MATERIAL TO PROCESS:

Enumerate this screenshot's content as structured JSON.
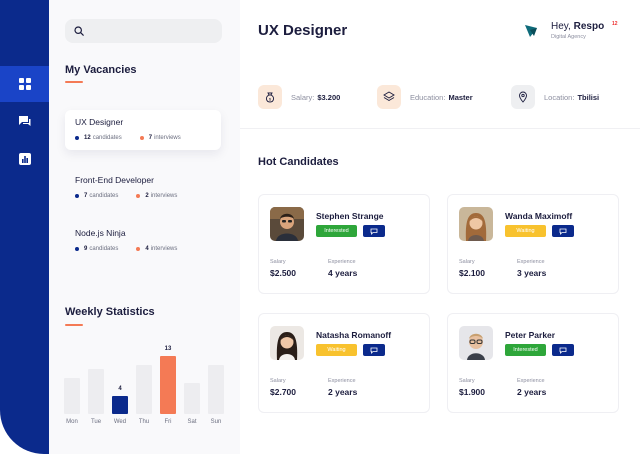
{
  "search": {
    "placeholder": ""
  },
  "nav": {
    "items": [
      {
        "icon": "dashboard-icon",
        "active": true
      },
      {
        "icon": "messages-icon",
        "active": false
      },
      {
        "icon": "chart-icon",
        "active": false
      }
    ]
  },
  "vacancies": {
    "title": "My Vacancies",
    "items": [
      {
        "title": "UX Designer",
        "candidates_count": "12",
        "candidates_label": "candidates",
        "interviews_count": "7",
        "interviews_label": "interviews",
        "active": true
      },
      {
        "title": "Front-End Developer",
        "candidates_count": "7",
        "candidates_label": "candidates",
        "interviews_count": "2",
        "interviews_label": "interviews",
        "active": false
      },
      {
        "title": "Node.js Ninja",
        "candidates_count": "9",
        "candidates_label": "candidates",
        "interviews_count": "4",
        "interviews_label": "interviews",
        "active": false
      }
    ]
  },
  "weekly": {
    "title": "Weekly Statistics"
  },
  "chart_data": {
    "type": "bar",
    "title": "Weekly Statistics",
    "categories": [
      "Mon",
      "Tue",
      "Wed",
      "Thu",
      "Fri",
      "Sat",
      "Sun"
    ],
    "values": [
      8,
      10,
      4,
      11,
      13,
      7,
      11
    ],
    "value_labels": [
      "",
      "",
      "4",
      "",
      "13",
      "",
      ""
    ],
    "highlight": {
      "Wed": "#0b2a8c",
      "Fri": "#f47a55"
    },
    "base_color": "#ededf0",
    "ylim": [
      0,
      13
    ],
    "grid": false
  },
  "header": {
    "title": "UX Designer",
    "user": {
      "greeting": "Hey, ",
      "name": "Respo",
      "company": "Digital Agency",
      "badge": "12"
    }
  },
  "info": {
    "salary": {
      "label": "Salary:",
      "value": "$3.200"
    },
    "education": {
      "label": "Education:",
      "value": "Master"
    },
    "location": {
      "label": "Location:",
      "value": "Tbilisi"
    }
  },
  "hot": {
    "title": "Hot Candidates",
    "salary_label": "Salary",
    "experience_label": "Experience",
    "candidates": [
      {
        "name": "Stephen Strange",
        "status": "Interested",
        "salary": "$2.500",
        "experience": "4 years"
      },
      {
        "name": "Wanda Maximoff",
        "status": "Waiting",
        "salary": "$2.100",
        "experience": "3 years"
      },
      {
        "name": "Natasha Romanoff",
        "status": "Waiting",
        "salary": "$2.700",
        "experience": "2 years"
      },
      {
        "name": "Peter Parker",
        "status": "Interested",
        "salary": "$1.900",
        "experience": "2 years"
      }
    ]
  },
  "colors": {
    "navy": "#0b2a8c",
    "accent": "#f47a55",
    "green": "#2ea63a",
    "yellow": "#f8c22e"
  }
}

EXERCISE OBJECTIVE: Without including any pictures, print all of the material exactly as given.

THE COMPLETED TASK:
Enumerate this screenshot's content as structured JSON.
{
  "search": {
    "placeholder": ""
  },
  "nav": {
    "items": [
      {
        "icon": "dashboard-icon",
        "active": true
      },
      {
        "icon": "messages-icon",
        "active": false
      },
      {
        "icon": "chart-icon",
        "active": false
      }
    ]
  },
  "vacancies": {
    "title": "My Vacancies",
    "items": [
      {
        "title": "UX Designer",
        "candidates_count": "12",
        "candidates_label": "candidates",
        "interviews_count": "7",
        "interviews_label": "interviews",
        "active": true
      },
      {
        "title": "Front-End Developer",
        "candidates_count": "7",
        "candidates_label": "candidates",
        "interviews_count": "2",
        "interviews_label": "interviews",
        "active": false
      },
      {
        "title": "Node.js Ninja",
        "candidates_count": "9",
        "candidates_label": "candidates",
        "interviews_count": "4",
        "interviews_label": "interviews",
        "active": false
      }
    ]
  },
  "weekly": {
    "title": "Weekly Statistics"
  },
  "chart_data": {
    "type": "bar",
    "title": "Weekly Statistics",
    "categories": [
      "Mon",
      "Tue",
      "Wed",
      "Thu",
      "Fri",
      "Sat",
      "Sun"
    ],
    "values": [
      8,
      10,
      4,
      11,
      13,
      7,
      11
    ],
    "value_labels": [
      "",
      "",
      "4",
      "",
      "13",
      "",
      ""
    ],
    "highlight": {
      "Wed": "#0b2a8c",
      "Fri": "#f47a55"
    },
    "base_color": "#ededf0",
    "ylim": [
      0,
      13
    ],
    "grid": false
  },
  "header": {
    "title": "UX Designer",
    "user": {
      "greeting": "Hey, ",
      "name": "Respo",
      "company": "Digital Agency",
      "badge": "12"
    }
  },
  "info": {
    "salary": {
      "label": "Salary:",
      "value": "$3.200"
    },
    "education": {
      "label": "Education:",
      "value": "Master"
    },
    "location": {
      "label": "Location:",
      "value": "Tbilisi"
    }
  },
  "hot": {
    "title": "Hot Candidates",
    "salary_label": "Salary",
    "experience_label": "Experience",
    "candidates": [
      {
        "name": "Stephen Strange",
        "status": "Interested",
        "salary": "$2.500",
        "experience": "4 years"
      },
      {
        "name": "Wanda Maximoff",
        "status": "Waiting",
        "salary": "$2.100",
        "experience": "3 years"
      },
      {
        "name": "Natasha Romanoff",
        "status": "Waiting",
        "salary": "$2.700",
        "experience": "2 years"
      },
      {
        "name": "Peter Parker",
        "status": "Interested",
        "salary": "$1.900",
        "experience": "2 years"
      }
    ]
  },
  "colors": {
    "navy": "#0b2a8c",
    "accent": "#f47a55",
    "green": "#2ea63a",
    "yellow": "#f8c22e"
  }
}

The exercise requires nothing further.